═════ Selected text

OHP Uses New Device To Seize Money During Traffic Stops - News9.com - Oklahoma City, OK - News, Weather, Video and Sports |

Oklahoma Cops Unveil New Device Enabling Direct Seizure Of Bank Accounts, Credit Cards | Zero Hedge


----------



## Operator6 (Oct 29, 2015)

Yeah what could go wrong ? We know all cops are good guys and would never do things just "because they can " to get at you because they don't like your attitude or the way you look.


----------



## Denton (Sep 18, 2012)

Because state troopers can spot a card used for illegal activity just like that!

Heck; who needs judges?


----------



## Operator6 (Oct 29, 2015)

Recently I lost a little more respect for the law enforcement community through first hand interaction with two separate officers. I'm not saying all cops are bad but they damn sure are not all good.

They are a reflection of the society in which we live.

Giving them the ability to seize bank accounts is ridiculous.

The police shouldn't be able to hold your possessions any longer than they can hold you.
@RedLion @Denton @Slippy


----------



## Operator6 (Oct 29, 2015)

I watched a news report once of a lady that was driving through Louisiana home to Florida. 

She was driving a nice classic mustang I believe, it's been years ago when this happened so I'm not sure exactly.


She was pulled over and they wanted to search the car. She consented to the search and the found what the police considered a substantial amount of cash, 5,000.00 or so. She had a bank statement I believe or some how had a bank withdrawal receipt to show where the money came from.

They seized the cash......

They completely destroyed the car seats by cutting them open. They basically ruined a antique car.

══════════

Written problem:
Answer these questions using the forum thread.
(a) In Denton's post, what does Denton ask who needs?
(b) In the news report Operator6 describes, what state was the woman driving through, and where was she headed?
(c) What did the police do to the car seats?
These records come from a different source than the forum thread.

═════ Data shown

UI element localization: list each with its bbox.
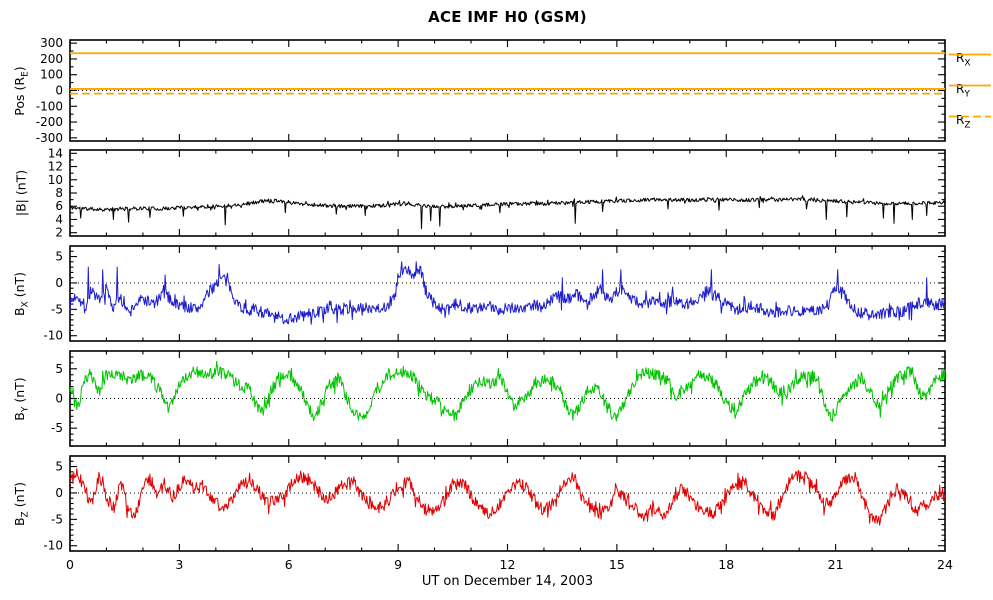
y-tick-label: -200 <box>36 115 63 129</box>
axis-ticks-bx <box>69 245 946 342</box>
legend-entry-ry: RY <box>948 83 993 100</box>
y-tick-label: 200 <box>40 52 63 66</box>
y-tick-label: 5 <box>55 362 63 376</box>
chart-title: ACE IMF H0 (GSM) <box>428 8 587 26</box>
legend-line-sample <box>949 84 991 87</box>
panel-frame-bz <box>69 455 946 552</box>
y-tick-label: 5 <box>55 250 63 264</box>
y-tick-label: 300 <box>40 36 63 50</box>
panel-frame-bx <box>69 245 946 342</box>
series-line-bx <box>69 261 946 325</box>
panel-bz: 50-5-100 3 6 9 12 15 18 21 24 <box>43 455 953 572</box>
panel-frame-by <box>69 350 946 447</box>
legend-entry-rx: RX <box>948 52 993 69</box>
x-tick-label: 21 <box>828 557 844 572</box>
y-tick-label: -5 <box>51 512 63 526</box>
x-tick-label: 15 <box>609 557 625 572</box>
y-tick-label: 6 <box>55 199 63 213</box>
x-tick-label: 18 <box>718 557 734 572</box>
panel-frame-pos <box>69 39 946 142</box>
panel-frame-bmag <box>69 149 946 237</box>
legend-label: RZ <box>956 113 971 131</box>
y-tick-label: -10 <box>43 329 63 343</box>
axis-ticks-pos <box>69 40 946 141</box>
series-line-by <box>69 360 946 422</box>
y-axis-label-bmag: |B| (nT) <box>13 169 29 217</box>
axis-ticks-bz <box>69 455 946 552</box>
legend-label: RX <box>956 51 971 69</box>
y-tick-label: 0 <box>55 486 63 500</box>
y-tick-label: 0 <box>55 276 63 290</box>
series-line-bz <box>69 468 946 526</box>
y-tick-label: 5 <box>55 460 63 474</box>
y-tick-label: 12 <box>48 160 63 174</box>
panel-by: 5 0 -5 <box>51 350 946 447</box>
y-tick-label: -100 <box>36 99 63 113</box>
y-axis-label-bz: BZ (nT) <box>11 481 31 526</box>
x-tick-label: 6 <box>285 557 293 572</box>
x-tick-label: 9 <box>394 557 402 572</box>
panel-bx: 5 0 -5 -10 <box>43 245 946 343</box>
y-axis-label-by: BY (nT) <box>11 376 31 421</box>
y-tick-label: 0 <box>55 392 63 406</box>
y-tick-label: 10 <box>48 173 63 187</box>
y-tick-label: -10 <box>43 539 63 553</box>
x-tick-label: 3 <box>175 557 183 572</box>
x-axis-label: UT on December 14, 2003 <box>421 574 594 589</box>
legend-line-sample <box>949 115 991 118</box>
x-tick-label: 0 <box>66 557 74 572</box>
y-tick-label: 4 <box>55 212 63 226</box>
x-tick-label: 12 <box>500 557 516 572</box>
series-line-b <box>69 195 946 230</box>
y-tick-label: -300 <box>36 131 63 145</box>
legend-line-sample <box>949 53 991 56</box>
y-axis-label-pos: Pos (RE) <box>11 65 31 116</box>
x-tick-label: 24 <box>937 557 953 572</box>
y-tick-label: -5 <box>51 421 63 435</box>
y-tick-label: -5 <box>51 302 63 316</box>
axis-ticks-bmag <box>69 150 946 236</box>
y-tick-label: 0 <box>55 84 63 98</box>
y-tick-label: 2 <box>55 226 63 240</box>
y-tick-label: 8 <box>55 186 63 200</box>
panel-pos: 300 200 100 0-100 -200 -300 <box>36 36 946 145</box>
legend-entry-rz: RZ <box>948 114 993 131</box>
y-axis-label-bx: BX (nT) <box>11 271 31 316</box>
legend-label: RY <box>956 82 970 100</box>
y-tick-label: 100 <box>40 68 63 82</box>
axis-ticks-by <box>69 350 946 447</box>
y-tick-label: 14 <box>48 146 63 160</box>
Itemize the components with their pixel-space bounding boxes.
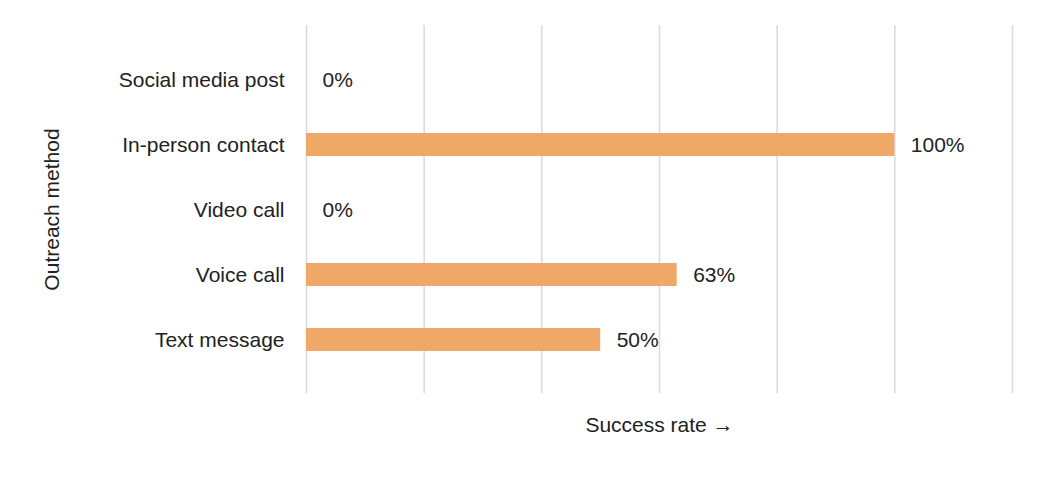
svg-text:0%: 0% (323, 198, 353, 221)
svg-text:Text message: Text message (155, 328, 285, 351)
svg-text:63%: 63% (693, 263, 735, 286)
svg-text:Social media post: Social media post (119, 68, 285, 91)
svg-text:Voice call: Voice call (196, 263, 285, 286)
svg-text:50%: 50% (617, 328, 659, 351)
svg-text:Outreach method: Outreach method (40, 128, 63, 290)
svg-text:In-person contact: In-person contact (122, 133, 284, 156)
svg-text:Success rate →: Success rate → (585, 413, 733, 436)
svg-text:0%: 0% (323, 68, 353, 91)
svg-text:Video call: Video call (194, 198, 285, 221)
svg-text:100%: 100% (911, 133, 965, 156)
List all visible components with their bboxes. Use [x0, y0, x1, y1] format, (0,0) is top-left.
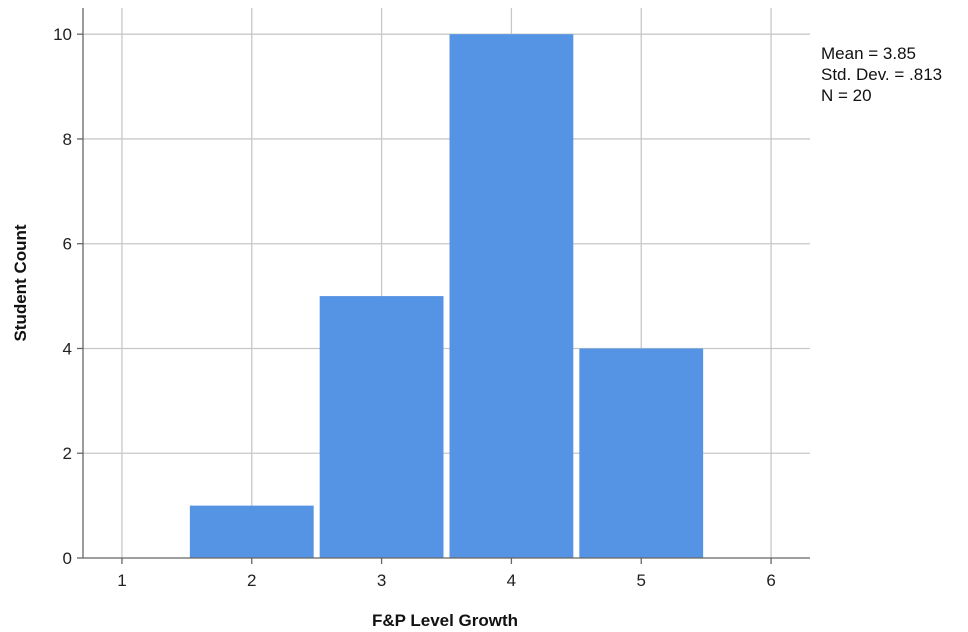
stats-std-dev: Std. Dev. = .813 [821, 65, 942, 84]
x-tick-label-3: 3 [377, 571, 386, 590]
y-tick-label-6: 6 [63, 235, 72, 254]
x-tick-label-1: 1 [117, 571, 126, 590]
y-tick-label-2: 2 [63, 444, 72, 463]
stats-n: N = 20 [821, 86, 872, 105]
bar-3 [319, 296, 444, 558]
x-tick-label-6: 6 [766, 571, 775, 590]
stats-mean: Mean = 3.85 [821, 44, 916, 63]
x-axis-title: F&P Level Growth [372, 611, 518, 630]
y-tick-label-8: 8 [63, 130, 72, 149]
y-tick-label-0: 0 [63, 549, 72, 568]
bar-4 [449, 34, 574, 558]
x-tick-label-5: 5 [636, 571, 645, 590]
x-tick-label-2: 2 [247, 571, 256, 590]
bar-5 [579, 348, 704, 558]
stats-box: Mean = 3.85 Std. Dev. = .813 N = 20 [821, 44, 942, 105]
y-tick-label-10: 10 [53, 25, 72, 44]
gridlines [83, 8, 810, 558]
bar-2 [189, 505, 314, 558]
y-axis-title: Student Count [11, 224, 30, 341]
x-tick-label-4: 4 [507, 571, 516, 590]
y-tick-label-4: 4 [63, 339, 72, 358]
axes [77, 8, 810, 564]
bars [189, 34, 704, 558]
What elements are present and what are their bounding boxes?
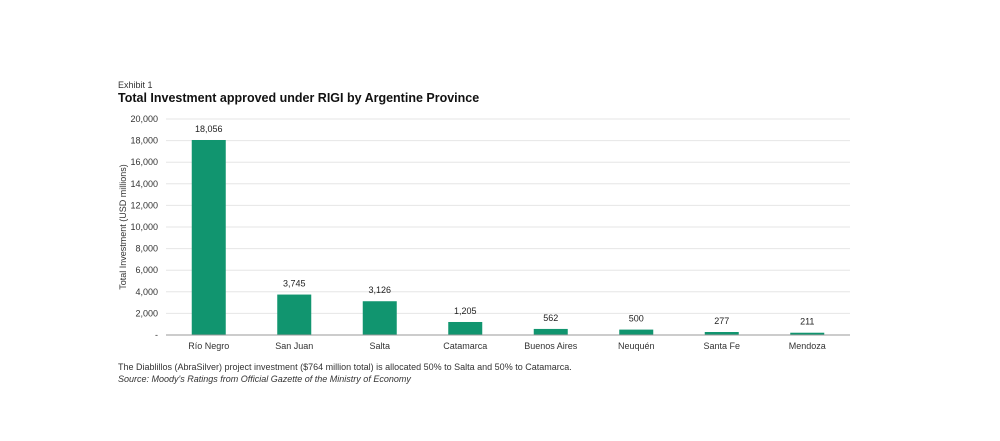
category-label: Catamarca	[443, 341, 487, 351]
bar	[448, 321, 483, 335]
chart-title: Total Investment approved under RIGI by …	[118, 91, 480, 105]
data-label: 3,126	[368, 285, 391, 295]
category-label: Buenos Aires	[524, 341, 578, 351]
data-label: 562	[543, 313, 558, 323]
category-label: Neuquén	[618, 341, 655, 351]
data-label: 18,056	[195, 124, 223, 134]
bar	[704, 332, 739, 335]
y-tick-label: 4,000	[135, 287, 158, 297]
category-label: Salta	[369, 341, 390, 351]
y-tick-label: 2,000	[135, 308, 158, 318]
footnote: The Diablillos (AbraSilver) project inve…	[118, 362, 572, 372]
category-label: Mendoza	[789, 341, 826, 351]
data-label: 277	[714, 316, 729, 326]
data-labels: 18,056 3,745 3,126 1,205 562 500 277 211	[195, 124, 814, 327]
data-label: 500	[629, 314, 644, 324]
y-tick-label: 12,000	[130, 200, 158, 210]
category-label: Río Negro	[188, 341, 229, 351]
y-tick-label: 10,000	[130, 222, 158, 232]
y-axis-ticks: - 2,000 4,000 6,000 8,000 10,000 12,000 14,000 1…	[130, 114, 158, 340]
category-label: Santa Fe	[703, 341, 740, 351]
y-tick-label: 20,000	[130, 114, 158, 124]
bar	[790, 332, 825, 335]
data-label: 211	[800, 317, 814, 327]
y-tick-label: 6,000	[135, 265, 158, 275]
bar	[533, 328, 568, 335]
x-axis-categories: Río Negro San Juan Salta Catamarca Buenos Ai…	[188, 341, 826, 351]
gridlines	[166, 118, 850, 314]
source-note: Source: Moody's Ratings from Official Ga…	[118, 374, 411, 384]
data-label: 1,205	[454, 306, 477, 316]
bars	[191, 139, 825, 335]
y-tick-label: 16,000	[130, 157, 158, 167]
category-label: San Juan	[275, 341, 313, 351]
bar	[619, 329, 654, 335]
y-tick-label: 14,000	[130, 179, 158, 189]
bar	[362, 301, 397, 335]
y-tick-label: 8,000	[135, 244, 158, 254]
y-tick-label: -	[155, 330, 158, 340]
bar	[277, 294, 312, 335]
y-tick-label: 18,000	[130, 136, 158, 146]
bar	[191, 139, 226, 335]
exhibit-label: Exhibit 1	[118, 80, 153, 90]
data-label: 3,745	[283, 279, 306, 289]
y-axis-label: Total Investment (USD millions)	[118, 164, 128, 290]
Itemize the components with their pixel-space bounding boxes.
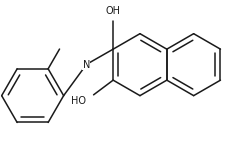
Text: N: N <box>83 60 90 70</box>
Text: OH: OH <box>106 6 121 16</box>
Text: HO: HO <box>71 96 86 106</box>
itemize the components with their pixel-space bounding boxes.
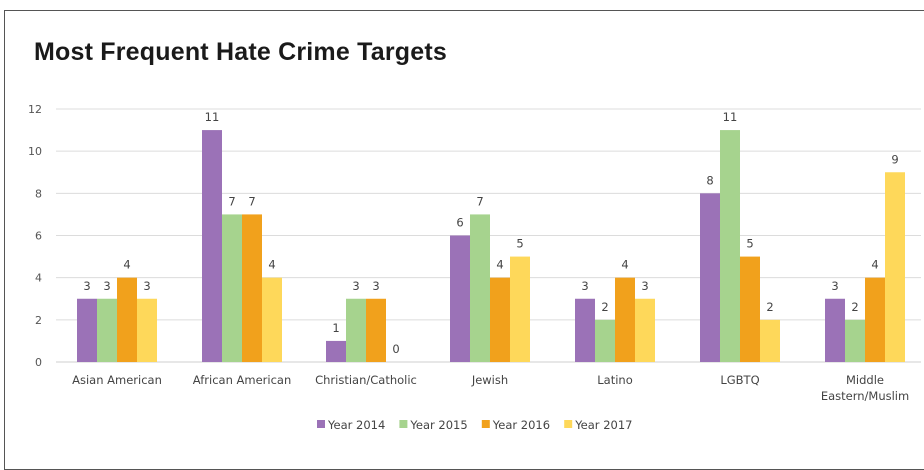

══════════

Exercise solution:
(a) Judges.
(b) She was driving through Louisiana, headed home to Florida.
(c) They destroyed the seats by cutting them open.